┌──

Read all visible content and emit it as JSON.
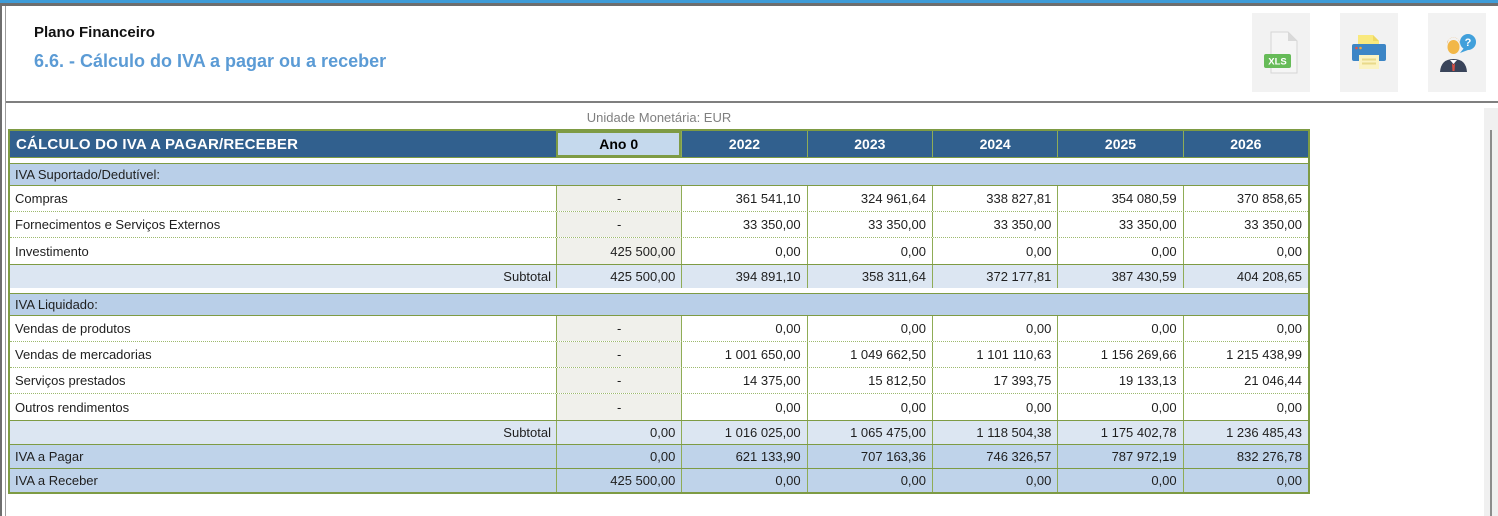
{
  "header": {
    "title": "Plano Financeiro",
    "subtitle": "6.6. - Cálculo do IVA a pagar ou a receber"
  },
  "toolbar": {
    "xls_badge": "XLS",
    "help_badge": "?",
    "buttons": [
      {
        "name": "export-xls",
        "icon": "xls-file-icon"
      },
      {
        "name": "print",
        "icon": "printer-icon"
      },
      {
        "name": "help",
        "icon": "help-person-icon"
      }
    ]
  },
  "table": {
    "unit_label": "Unidade Monetária: EUR",
    "title": "CÁLCULO DO IVA A PAGAR/RECEBER",
    "year_columns": [
      "Ano 0",
      "2022",
      "2023",
      "2024",
      "2025",
      "2026"
    ],
    "sections": [
      {
        "label": "IVA Suportado/Dedutível:",
        "rows": [
          {
            "label": "Compras",
            "values": [
              "-",
              "361 541,10",
              "324 961,64",
              "338 827,81",
              "354 080,59",
              "370 858,65"
            ]
          },
          {
            "label": "Fornecimentos e Serviços Externos",
            "values": [
              "-",
              "33 350,00",
              "33 350,00",
              "33 350,00",
              "33 350,00",
              "33 350,00"
            ]
          },
          {
            "label": "Investimento",
            "values": [
              "425 500,00",
              "0,00",
              "0,00",
              "0,00",
              "0,00",
              "0,00"
            ]
          }
        ],
        "subtotal": {
          "label": "Subtotal",
          "values": [
            "425 500,00",
            "394 891,10",
            "358 311,64",
            "372 177,81",
            "387 430,59",
            "404 208,65"
          ]
        }
      },
      {
        "label": "IVA Liquidado:",
        "rows": [
          {
            "label": "Vendas de produtos",
            "values": [
              "-",
              "0,00",
              "0,00",
              "0,00",
              "0,00",
              "0,00"
            ]
          },
          {
            "label": "Vendas de mercadorias",
            "values": [
              "-",
              "1 001 650,00",
              "1 049 662,50",
              "1 101 110,63",
              "1 156 269,66",
              "1 215 438,99"
            ]
          },
          {
            "label": "Serviços prestados",
            "values": [
              "-",
              "14 375,00",
              "15 812,50",
              "17 393,75",
              "19 133,13",
              "21 046,44"
            ]
          },
          {
            "label": "Outros rendimentos",
            "values": [
              "-",
              "0,00",
              "0,00",
              "0,00",
              "0,00",
              "0,00"
            ]
          }
        ],
        "subtotal": {
          "label": "Subtotal",
          "values": [
            "0,00",
            "1 016 025,00",
            "1 065 475,00",
            "1 118 504,38",
            "1 175 402,78",
            "1 236 485,43"
          ]
        }
      }
    ],
    "totals": [
      {
        "label": "IVA a Pagar",
        "values": [
          "0,00",
          "621 133,90",
          "707 163,36",
          "746 326,57",
          "787 972,19",
          "832 276,78"
        ]
      },
      {
        "label": "IVA a Receber",
        "values": [
          "425 500,00",
          "0,00",
          "0,00",
          "0,00",
          "0,00",
          "0,00"
        ]
      }
    ]
  },
  "colors": {
    "top_line_blue": "#3E9CD8",
    "accent_blue": "#5B9BD5",
    "table_header_bg": "#31608E",
    "ano0_header_bg": "#C5D9ED",
    "section_bg": "#B9CFE8",
    "subtotal_bg": "#DCE6F2",
    "total_bg": "#BFD3EA",
    "ano0_cell_bg": "#F0F0EB",
    "border_green": "#7E9B44",
    "xls_green": "#66BB58",
    "printer_blue": "#3D86C6"
  }
}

└──

◆ **Task to carry out**
Leave out the pictures and output every record above precisely as given.

◆ **Output of the exercise**
Read all visible content and emit it as JSON.
{
  "header": {
    "title": "Plano Financeiro",
    "subtitle": "6.6. - Cálculo do IVA a pagar ou a receber"
  },
  "toolbar": {
    "xls_badge": "XLS",
    "help_badge": "?",
    "buttons": [
      {
        "name": "export-xls",
        "icon": "xls-file-icon"
      },
      {
        "name": "print",
        "icon": "printer-icon"
      },
      {
        "name": "help",
        "icon": "help-person-icon"
      }
    ]
  },
  "table": {
    "unit_label": "Unidade Monetária: EUR",
    "title": "CÁLCULO DO IVA A PAGAR/RECEBER",
    "year_columns": [
      "Ano 0",
      "2022",
      "2023",
      "2024",
      "2025",
      "2026"
    ],
    "sections": [
      {
        "label": "IVA Suportado/Dedutível:",
        "rows": [
          {
            "label": "Compras",
            "values": [
              "-",
              "361 541,10",
              "324 961,64",
              "338 827,81",
              "354 080,59",
              "370 858,65"
            ]
          },
          {
            "label": "Fornecimentos e Serviços Externos",
            "values": [
              "-",
              "33 350,00",
              "33 350,00",
              "33 350,00",
              "33 350,00",
              "33 350,00"
            ]
          },
          {
            "label": "Investimento",
            "values": [
              "425 500,00",
              "0,00",
              "0,00",
              "0,00",
              "0,00",
              "0,00"
            ]
          }
        ],
        "subtotal": {
          "label": "Subtotal",
          "values": [
            "425 500,00",
            "394 891,10",
            "358 311,64",
            "372 177,81",
            "387 430,59",
            "404 208,65"
          ]
        }
      },
      {
        "label": "IVA Liquidado:",
        "rows": [
          {
            "label": "Vendas de produtos",
            "values": [
              "-",
              "0,00",
              "0,00",
              "0,00",
              "0,00",
              "0,00"
            ]
          },
          {
            "label": "Vendas de mercadorias",
            "values": [
              "-",
              "1 001 650,00",
              "1 049 662,50",
              "1 101 110,63",
              "1 156 269,66",
              "1 215 438,99"
            ]
          },
          {
            "label": "Serviços prestados",
            "values": [
              "-",
              "14 375,00",
              "15 812,50",
              "17 393,75",
              "19 133,13",
              "21 046,44"
            ]
          },
          {
            "label": "Outros rendimentos",
            "values": [
              "-",
              "0,00",
              "0,00",
              "0,00",
              "0,00",
              "0,00"
            ]
          }
        ],
        "subtotal": {
          "label": "Subtotal",
          "values": [
            "0,00",
            "1 016 025,00",
            "1 065 475,00",
            "1 118 504,38",
            "1 175 402,78",
            "1 236 485,43"
          ]
        }
      }
    ],
    "totals": [
      {
        "label": "IVA a Pagar",
        "values": [
          "0,00",
          "621 133,90",
          "707 163,36",
          "746 326,57",
          "787 972,19",
          "832 276,78"
        ]
      },
      {
        "label": "IVA a Receber",
        "values": [
          "425 500,00",
          "0,00",
          "0,00",
          "0,00",
          "0,00",
          "0,00"
        ]
      }
    ]
  },
  "colors": {
    "top_line_blue": "#3E9CD8",
    "accent_blue": "#5B9BD5",
    "table_header_bg": "#31608E",
    "ano0_header_bg": "#C5D9ED",
    "section_bg": "#B9CFE8",
    "subtotal_bg": "#DCE6F2",
    "total_bg": "#BFD3EA",
    "ano0_cell_bg": "#F0F0EB",
    "border_green": "#7E9B44",
    "xls_green": "#66BB58",
    "printer_blue": "#3D86C6"
  }
}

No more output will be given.